▶ _Data records_
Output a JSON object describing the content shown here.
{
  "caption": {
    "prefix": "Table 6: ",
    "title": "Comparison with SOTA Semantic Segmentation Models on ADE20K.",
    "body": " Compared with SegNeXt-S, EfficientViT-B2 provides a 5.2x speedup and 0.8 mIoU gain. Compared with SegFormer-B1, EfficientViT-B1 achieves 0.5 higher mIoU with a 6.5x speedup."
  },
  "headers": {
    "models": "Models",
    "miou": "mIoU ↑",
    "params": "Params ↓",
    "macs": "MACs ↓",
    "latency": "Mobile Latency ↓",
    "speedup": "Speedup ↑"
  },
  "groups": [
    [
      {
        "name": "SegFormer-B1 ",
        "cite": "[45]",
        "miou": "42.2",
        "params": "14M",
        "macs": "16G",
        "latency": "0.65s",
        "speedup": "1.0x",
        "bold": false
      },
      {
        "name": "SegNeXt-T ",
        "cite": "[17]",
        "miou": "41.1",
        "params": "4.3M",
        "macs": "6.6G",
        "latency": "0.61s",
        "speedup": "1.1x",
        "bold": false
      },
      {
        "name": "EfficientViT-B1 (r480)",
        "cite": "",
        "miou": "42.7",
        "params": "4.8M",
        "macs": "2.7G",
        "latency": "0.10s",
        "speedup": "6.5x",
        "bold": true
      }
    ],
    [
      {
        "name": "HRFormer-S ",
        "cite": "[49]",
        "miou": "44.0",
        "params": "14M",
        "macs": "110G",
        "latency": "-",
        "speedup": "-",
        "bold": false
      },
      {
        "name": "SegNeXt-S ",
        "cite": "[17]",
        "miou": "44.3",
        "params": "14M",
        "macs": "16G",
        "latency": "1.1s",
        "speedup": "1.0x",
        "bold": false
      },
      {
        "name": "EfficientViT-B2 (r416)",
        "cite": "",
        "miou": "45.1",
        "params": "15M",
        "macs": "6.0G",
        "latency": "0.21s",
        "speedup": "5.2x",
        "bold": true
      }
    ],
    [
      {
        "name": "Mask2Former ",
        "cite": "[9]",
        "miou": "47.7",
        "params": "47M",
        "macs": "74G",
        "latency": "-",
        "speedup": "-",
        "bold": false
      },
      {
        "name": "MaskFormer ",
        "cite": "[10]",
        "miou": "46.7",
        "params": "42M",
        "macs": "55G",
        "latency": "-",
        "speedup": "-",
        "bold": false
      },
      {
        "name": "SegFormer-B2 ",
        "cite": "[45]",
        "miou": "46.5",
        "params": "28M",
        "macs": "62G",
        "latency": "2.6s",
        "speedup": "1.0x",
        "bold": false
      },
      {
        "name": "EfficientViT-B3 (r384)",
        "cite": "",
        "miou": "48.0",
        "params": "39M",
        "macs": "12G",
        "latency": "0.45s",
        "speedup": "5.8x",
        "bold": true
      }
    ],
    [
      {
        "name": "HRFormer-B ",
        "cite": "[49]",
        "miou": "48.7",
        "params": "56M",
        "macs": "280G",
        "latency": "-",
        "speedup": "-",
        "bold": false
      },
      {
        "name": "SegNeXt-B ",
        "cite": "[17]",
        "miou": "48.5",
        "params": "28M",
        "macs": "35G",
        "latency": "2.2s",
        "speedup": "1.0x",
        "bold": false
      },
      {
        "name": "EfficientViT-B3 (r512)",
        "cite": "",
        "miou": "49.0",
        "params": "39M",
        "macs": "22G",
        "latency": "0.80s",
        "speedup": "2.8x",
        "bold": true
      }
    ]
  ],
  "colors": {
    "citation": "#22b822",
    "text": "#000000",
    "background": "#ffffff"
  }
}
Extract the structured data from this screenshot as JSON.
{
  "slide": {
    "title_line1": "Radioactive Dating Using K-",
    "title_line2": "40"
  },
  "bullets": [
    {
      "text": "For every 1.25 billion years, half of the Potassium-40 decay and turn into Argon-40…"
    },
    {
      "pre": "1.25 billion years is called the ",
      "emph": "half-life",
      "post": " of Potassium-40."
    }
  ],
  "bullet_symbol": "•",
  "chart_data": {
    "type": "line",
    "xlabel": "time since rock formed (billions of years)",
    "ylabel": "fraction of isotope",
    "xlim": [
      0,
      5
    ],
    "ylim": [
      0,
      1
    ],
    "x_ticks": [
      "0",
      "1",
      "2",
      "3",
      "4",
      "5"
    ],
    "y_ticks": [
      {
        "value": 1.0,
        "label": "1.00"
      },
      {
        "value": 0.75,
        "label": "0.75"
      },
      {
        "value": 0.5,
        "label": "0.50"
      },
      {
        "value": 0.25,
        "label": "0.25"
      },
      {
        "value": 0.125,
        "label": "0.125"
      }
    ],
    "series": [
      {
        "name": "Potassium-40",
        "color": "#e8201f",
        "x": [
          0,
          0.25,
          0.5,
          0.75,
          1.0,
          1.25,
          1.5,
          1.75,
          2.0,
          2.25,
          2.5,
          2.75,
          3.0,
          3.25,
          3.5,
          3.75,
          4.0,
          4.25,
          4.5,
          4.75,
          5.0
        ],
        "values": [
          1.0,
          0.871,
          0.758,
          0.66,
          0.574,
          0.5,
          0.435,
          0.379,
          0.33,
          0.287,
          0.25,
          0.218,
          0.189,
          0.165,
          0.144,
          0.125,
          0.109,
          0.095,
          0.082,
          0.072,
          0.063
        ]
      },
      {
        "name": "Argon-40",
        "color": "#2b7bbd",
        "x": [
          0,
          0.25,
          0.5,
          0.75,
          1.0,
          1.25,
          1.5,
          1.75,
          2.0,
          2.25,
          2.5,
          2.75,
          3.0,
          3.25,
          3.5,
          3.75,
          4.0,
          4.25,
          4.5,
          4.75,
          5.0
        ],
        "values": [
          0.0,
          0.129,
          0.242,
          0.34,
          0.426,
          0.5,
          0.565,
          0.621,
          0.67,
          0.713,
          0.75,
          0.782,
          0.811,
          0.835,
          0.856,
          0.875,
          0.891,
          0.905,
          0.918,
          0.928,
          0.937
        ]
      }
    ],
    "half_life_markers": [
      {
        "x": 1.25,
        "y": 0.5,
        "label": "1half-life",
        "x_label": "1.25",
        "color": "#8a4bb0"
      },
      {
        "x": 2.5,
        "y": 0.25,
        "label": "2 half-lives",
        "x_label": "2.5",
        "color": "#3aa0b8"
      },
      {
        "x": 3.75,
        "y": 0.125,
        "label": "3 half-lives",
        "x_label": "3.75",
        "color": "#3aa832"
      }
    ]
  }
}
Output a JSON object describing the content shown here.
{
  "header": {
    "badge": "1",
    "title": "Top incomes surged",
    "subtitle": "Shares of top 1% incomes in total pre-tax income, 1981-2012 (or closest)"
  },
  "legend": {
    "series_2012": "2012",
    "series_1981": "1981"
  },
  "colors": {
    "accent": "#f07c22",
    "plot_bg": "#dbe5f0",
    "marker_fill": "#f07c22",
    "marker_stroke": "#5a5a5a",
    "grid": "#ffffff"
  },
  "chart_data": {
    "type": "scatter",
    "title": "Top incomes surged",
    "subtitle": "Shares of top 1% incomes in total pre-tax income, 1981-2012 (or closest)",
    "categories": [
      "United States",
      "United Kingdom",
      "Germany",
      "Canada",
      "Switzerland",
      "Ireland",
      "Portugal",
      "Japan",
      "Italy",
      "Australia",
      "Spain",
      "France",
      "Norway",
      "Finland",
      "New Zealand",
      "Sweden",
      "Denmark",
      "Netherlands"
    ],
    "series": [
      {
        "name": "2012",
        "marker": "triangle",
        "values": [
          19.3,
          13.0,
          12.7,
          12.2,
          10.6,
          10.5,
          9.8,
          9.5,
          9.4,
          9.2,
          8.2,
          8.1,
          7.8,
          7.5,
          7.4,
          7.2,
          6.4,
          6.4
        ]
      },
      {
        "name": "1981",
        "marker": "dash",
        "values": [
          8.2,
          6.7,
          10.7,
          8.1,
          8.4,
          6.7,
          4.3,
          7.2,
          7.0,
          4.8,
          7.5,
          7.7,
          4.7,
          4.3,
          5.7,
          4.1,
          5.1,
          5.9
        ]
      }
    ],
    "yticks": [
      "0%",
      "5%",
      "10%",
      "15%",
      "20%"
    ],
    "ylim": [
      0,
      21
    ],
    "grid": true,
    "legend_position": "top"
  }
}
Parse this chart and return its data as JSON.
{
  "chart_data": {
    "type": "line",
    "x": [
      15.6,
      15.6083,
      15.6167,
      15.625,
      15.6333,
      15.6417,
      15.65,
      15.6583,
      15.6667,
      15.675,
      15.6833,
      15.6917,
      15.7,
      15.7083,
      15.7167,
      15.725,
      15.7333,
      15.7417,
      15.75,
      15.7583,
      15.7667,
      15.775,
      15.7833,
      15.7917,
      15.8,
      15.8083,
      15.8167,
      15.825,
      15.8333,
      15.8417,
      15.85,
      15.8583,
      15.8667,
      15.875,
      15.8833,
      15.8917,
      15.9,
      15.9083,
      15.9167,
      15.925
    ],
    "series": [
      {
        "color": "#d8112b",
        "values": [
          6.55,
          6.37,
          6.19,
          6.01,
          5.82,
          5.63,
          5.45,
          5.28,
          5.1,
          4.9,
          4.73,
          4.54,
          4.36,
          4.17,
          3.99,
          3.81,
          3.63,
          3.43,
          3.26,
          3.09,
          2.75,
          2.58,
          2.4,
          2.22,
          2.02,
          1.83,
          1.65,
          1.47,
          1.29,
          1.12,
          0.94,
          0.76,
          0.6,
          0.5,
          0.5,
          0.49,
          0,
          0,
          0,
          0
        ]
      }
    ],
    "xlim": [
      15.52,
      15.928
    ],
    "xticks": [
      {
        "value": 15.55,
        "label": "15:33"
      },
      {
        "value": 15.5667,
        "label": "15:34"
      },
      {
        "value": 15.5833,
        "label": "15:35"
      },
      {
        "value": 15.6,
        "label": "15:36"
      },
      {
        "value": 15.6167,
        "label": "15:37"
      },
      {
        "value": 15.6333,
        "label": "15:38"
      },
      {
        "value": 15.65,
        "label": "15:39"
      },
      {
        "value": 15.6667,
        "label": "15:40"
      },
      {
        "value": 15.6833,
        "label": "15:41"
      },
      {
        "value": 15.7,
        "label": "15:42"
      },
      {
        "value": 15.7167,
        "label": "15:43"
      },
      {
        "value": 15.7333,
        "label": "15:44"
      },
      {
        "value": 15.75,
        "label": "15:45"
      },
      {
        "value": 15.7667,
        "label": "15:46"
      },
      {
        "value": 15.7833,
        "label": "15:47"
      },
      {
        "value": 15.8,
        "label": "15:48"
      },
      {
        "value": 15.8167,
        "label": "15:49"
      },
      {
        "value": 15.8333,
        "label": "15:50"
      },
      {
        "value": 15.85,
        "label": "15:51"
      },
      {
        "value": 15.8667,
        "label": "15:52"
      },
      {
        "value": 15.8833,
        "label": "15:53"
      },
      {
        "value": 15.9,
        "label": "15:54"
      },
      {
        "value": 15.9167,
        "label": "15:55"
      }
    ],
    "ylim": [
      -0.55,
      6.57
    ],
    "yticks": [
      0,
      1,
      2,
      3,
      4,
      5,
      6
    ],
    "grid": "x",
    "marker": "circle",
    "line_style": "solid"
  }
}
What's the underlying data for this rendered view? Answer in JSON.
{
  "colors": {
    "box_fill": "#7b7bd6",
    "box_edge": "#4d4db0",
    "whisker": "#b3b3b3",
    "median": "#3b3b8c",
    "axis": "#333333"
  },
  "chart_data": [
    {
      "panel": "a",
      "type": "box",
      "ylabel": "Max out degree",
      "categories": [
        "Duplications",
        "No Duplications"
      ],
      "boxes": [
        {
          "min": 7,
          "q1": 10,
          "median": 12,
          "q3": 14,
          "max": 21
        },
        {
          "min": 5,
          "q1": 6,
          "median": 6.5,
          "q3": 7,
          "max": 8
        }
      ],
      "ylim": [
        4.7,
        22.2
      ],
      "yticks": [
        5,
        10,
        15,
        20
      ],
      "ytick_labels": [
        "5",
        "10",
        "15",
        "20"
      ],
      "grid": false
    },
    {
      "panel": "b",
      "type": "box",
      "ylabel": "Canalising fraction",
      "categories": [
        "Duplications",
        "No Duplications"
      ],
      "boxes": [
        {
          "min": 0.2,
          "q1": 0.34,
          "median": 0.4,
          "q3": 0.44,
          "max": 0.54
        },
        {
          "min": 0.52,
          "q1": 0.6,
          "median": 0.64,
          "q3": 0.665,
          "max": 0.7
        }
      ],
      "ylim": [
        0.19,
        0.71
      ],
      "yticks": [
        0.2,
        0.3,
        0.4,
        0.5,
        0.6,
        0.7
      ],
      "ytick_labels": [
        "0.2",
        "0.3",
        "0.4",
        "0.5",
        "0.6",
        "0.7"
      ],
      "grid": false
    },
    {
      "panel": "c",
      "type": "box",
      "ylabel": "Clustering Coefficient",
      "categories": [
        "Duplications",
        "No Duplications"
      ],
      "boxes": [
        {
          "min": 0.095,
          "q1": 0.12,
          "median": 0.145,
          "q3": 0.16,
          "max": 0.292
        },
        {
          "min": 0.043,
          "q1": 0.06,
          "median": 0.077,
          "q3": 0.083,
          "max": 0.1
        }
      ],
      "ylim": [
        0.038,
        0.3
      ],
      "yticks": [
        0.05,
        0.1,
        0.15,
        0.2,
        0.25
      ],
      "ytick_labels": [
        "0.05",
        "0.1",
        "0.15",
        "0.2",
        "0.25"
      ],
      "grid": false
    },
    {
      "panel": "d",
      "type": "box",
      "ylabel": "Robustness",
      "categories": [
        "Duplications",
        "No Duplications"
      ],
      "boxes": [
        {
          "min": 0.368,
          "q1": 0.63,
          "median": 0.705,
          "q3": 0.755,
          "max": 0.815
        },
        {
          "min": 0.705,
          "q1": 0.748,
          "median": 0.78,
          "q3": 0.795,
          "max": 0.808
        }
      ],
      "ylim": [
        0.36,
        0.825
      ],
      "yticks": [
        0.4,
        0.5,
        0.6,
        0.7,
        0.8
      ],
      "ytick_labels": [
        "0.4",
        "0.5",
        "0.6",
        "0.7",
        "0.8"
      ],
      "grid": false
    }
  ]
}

▶ _Your task_
Which lines in the listing above hold the word "years"? Show each of them.

▶ _Task response_
      "text": "For every 1.25 billion years, half of the Potassium-40 decay and turn into Argon-40…"
      "pre": "1.25 billion years is called the ",
    "xlabel": "time since rock formed (billions of years)",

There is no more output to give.